■ **OBJECTIVE**:
Identify every line in the records below that contains the word "arrow", and copy each of those lines.

■ **ROWS**:
╭──

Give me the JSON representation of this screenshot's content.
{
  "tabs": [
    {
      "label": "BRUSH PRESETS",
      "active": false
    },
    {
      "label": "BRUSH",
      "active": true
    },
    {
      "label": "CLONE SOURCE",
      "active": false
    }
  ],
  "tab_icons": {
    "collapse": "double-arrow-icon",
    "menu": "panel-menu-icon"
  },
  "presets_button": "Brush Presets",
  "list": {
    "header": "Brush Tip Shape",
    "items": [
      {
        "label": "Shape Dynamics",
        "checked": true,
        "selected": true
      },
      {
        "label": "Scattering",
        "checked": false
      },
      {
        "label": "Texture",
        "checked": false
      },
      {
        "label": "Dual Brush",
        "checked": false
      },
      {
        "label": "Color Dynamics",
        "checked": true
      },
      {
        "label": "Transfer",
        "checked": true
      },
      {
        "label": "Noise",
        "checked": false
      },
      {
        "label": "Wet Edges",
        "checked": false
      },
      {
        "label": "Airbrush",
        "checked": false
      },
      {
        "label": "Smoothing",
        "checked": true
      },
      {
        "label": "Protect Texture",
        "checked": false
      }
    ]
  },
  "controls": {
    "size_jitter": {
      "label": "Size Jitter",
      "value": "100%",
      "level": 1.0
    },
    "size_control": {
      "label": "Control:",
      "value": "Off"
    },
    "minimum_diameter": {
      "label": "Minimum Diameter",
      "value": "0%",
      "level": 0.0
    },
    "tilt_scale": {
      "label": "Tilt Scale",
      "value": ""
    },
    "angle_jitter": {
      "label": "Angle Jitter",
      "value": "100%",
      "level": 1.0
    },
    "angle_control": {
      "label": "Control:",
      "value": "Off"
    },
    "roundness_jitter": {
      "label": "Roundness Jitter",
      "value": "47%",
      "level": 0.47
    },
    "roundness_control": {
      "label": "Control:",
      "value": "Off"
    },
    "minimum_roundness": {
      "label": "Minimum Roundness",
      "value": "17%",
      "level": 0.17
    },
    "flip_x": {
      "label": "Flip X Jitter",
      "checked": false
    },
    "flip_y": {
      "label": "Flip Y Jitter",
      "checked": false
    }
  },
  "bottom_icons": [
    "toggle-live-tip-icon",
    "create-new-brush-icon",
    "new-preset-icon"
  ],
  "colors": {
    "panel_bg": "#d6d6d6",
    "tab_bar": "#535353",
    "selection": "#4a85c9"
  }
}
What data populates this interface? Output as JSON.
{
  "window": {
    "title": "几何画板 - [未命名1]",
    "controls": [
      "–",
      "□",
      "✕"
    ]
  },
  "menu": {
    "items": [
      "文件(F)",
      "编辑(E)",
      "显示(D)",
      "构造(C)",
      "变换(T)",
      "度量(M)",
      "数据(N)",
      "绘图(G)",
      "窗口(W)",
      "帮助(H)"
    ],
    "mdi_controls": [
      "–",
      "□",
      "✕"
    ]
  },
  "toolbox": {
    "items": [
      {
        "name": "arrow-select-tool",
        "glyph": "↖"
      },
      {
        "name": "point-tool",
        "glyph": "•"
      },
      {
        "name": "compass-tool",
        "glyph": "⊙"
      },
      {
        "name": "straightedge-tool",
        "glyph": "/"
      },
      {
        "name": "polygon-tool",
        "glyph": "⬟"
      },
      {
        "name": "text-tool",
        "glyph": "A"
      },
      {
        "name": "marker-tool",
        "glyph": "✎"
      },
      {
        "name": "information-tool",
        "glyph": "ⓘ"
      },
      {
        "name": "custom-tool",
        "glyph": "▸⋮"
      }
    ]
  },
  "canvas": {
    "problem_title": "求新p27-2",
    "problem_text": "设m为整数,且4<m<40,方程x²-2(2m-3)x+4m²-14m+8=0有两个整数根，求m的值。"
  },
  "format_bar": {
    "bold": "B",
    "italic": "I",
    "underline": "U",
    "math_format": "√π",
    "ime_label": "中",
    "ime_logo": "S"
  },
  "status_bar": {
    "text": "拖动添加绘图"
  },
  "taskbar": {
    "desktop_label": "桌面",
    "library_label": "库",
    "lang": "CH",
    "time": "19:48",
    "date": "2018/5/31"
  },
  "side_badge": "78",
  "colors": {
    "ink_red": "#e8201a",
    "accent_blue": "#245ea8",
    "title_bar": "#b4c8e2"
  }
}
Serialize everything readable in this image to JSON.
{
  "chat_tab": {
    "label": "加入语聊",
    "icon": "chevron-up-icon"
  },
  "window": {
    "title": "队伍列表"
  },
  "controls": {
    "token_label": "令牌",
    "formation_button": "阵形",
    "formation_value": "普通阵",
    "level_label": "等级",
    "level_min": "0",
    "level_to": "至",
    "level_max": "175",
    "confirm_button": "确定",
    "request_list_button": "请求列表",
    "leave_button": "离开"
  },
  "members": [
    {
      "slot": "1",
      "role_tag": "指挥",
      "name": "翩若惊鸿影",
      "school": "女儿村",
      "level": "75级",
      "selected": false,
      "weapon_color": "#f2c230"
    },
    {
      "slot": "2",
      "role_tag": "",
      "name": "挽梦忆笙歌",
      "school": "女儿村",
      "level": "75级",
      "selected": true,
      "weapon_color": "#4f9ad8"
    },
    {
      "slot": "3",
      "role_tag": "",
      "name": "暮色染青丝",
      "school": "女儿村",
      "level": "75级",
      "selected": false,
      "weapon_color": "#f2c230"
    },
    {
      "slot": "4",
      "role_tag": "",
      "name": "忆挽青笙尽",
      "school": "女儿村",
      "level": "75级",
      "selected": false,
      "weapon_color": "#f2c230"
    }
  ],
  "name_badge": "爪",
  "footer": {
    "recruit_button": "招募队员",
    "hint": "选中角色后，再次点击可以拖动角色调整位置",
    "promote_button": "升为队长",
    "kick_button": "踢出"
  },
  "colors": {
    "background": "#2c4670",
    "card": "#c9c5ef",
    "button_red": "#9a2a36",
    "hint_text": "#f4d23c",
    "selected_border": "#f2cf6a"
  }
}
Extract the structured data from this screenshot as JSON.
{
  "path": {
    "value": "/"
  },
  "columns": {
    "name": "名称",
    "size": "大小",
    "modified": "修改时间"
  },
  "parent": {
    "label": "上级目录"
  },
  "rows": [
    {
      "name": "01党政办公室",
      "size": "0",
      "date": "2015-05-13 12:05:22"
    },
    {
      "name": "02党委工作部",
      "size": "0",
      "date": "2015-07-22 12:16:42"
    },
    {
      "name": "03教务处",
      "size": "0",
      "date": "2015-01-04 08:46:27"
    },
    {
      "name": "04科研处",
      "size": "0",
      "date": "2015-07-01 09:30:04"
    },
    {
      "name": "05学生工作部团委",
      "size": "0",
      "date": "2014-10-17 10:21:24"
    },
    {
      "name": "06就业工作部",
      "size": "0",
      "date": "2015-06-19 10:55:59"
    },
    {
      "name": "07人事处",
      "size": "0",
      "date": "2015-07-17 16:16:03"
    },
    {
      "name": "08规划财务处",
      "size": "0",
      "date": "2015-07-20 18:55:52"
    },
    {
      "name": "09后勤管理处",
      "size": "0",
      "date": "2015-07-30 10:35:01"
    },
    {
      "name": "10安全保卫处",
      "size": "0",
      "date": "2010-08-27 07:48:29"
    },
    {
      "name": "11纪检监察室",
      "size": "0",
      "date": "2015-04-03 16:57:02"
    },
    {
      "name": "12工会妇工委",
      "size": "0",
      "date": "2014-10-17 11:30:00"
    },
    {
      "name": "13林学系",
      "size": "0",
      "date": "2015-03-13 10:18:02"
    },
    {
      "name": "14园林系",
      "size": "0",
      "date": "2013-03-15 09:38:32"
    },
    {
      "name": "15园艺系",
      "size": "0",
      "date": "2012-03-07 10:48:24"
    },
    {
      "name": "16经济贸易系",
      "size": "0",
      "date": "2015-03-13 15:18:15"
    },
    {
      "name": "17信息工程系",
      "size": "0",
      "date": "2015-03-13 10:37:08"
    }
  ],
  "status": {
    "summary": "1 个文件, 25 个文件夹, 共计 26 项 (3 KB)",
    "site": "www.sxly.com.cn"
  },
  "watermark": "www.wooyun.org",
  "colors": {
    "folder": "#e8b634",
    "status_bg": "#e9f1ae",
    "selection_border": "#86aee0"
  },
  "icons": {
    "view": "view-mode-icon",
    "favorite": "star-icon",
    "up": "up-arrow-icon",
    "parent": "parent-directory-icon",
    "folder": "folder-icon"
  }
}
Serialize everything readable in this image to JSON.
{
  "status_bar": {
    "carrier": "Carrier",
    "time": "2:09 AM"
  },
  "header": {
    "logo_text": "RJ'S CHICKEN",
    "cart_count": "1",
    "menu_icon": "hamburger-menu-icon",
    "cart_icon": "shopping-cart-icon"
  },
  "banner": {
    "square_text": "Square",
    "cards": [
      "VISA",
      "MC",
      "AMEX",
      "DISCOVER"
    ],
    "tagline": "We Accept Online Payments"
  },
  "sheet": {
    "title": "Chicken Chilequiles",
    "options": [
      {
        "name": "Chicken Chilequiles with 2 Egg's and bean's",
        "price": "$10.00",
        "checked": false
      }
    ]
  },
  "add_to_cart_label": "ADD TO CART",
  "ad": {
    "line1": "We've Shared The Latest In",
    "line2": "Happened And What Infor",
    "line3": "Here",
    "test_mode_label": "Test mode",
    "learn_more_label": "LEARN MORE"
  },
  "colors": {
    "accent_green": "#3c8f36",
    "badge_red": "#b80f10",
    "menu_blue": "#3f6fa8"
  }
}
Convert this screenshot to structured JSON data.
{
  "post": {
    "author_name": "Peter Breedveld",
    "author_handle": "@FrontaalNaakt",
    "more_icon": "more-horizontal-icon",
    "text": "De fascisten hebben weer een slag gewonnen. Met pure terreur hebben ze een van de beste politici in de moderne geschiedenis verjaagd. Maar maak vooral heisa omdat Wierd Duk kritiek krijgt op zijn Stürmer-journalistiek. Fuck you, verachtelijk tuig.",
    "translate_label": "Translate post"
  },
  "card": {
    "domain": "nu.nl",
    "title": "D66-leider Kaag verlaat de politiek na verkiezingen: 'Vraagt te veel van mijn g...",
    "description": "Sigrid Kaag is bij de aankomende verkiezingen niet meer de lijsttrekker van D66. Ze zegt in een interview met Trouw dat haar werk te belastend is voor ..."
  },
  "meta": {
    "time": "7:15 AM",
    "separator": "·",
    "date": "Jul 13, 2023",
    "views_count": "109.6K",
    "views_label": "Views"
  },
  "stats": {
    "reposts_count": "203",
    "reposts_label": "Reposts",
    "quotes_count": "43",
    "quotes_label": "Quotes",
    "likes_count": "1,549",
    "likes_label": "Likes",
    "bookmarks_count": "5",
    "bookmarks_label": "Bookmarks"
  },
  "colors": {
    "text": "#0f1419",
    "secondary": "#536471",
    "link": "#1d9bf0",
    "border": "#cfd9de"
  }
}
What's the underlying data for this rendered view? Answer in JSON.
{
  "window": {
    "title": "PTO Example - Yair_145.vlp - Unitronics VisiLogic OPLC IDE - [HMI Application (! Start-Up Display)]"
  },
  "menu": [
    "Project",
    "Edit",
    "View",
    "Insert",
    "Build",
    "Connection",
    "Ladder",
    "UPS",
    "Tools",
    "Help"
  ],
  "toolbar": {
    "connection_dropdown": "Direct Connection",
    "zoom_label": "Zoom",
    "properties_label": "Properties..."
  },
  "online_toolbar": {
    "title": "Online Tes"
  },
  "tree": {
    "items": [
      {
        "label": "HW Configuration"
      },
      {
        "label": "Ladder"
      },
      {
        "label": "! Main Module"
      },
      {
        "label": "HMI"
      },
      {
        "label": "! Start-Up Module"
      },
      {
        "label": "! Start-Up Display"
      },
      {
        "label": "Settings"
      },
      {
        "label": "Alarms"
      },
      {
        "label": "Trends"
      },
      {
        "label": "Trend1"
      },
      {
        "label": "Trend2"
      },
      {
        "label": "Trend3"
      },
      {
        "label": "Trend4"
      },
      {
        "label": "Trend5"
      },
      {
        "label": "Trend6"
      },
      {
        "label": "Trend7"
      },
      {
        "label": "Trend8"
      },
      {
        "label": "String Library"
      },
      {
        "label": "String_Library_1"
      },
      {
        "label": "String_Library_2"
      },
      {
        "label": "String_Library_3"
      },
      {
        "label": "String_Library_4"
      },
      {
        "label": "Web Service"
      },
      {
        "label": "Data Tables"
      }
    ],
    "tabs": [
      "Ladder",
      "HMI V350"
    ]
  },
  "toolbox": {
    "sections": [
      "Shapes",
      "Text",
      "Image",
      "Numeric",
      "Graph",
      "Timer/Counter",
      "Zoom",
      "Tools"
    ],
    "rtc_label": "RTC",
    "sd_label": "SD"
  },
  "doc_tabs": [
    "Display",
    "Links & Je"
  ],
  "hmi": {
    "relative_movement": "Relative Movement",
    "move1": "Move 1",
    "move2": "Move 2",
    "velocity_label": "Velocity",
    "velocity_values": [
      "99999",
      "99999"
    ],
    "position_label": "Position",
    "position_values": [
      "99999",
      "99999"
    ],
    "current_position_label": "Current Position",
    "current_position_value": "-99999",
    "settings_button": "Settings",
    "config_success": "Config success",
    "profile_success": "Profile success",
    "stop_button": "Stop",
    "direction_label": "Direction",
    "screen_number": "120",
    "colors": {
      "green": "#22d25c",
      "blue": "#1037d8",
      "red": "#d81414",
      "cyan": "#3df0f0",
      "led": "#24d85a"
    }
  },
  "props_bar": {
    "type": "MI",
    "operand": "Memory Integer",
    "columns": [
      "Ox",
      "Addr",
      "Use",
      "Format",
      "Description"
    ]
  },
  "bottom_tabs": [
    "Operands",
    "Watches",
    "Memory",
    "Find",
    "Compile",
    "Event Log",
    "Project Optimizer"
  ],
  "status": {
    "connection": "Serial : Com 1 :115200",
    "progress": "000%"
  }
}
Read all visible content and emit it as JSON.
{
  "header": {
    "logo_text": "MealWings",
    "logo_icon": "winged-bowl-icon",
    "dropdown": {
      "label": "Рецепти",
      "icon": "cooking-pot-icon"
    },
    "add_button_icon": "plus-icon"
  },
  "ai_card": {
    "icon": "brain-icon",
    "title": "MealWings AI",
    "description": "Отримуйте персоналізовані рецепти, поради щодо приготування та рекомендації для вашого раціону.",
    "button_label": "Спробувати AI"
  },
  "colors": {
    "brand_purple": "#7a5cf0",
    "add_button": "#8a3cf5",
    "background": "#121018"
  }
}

╰──

■ **FULL RESPONSE**:
    "collapse": "double-arrow-icon",
        "name": "arrow-select-tool",
    "up": "up-arrow-icon",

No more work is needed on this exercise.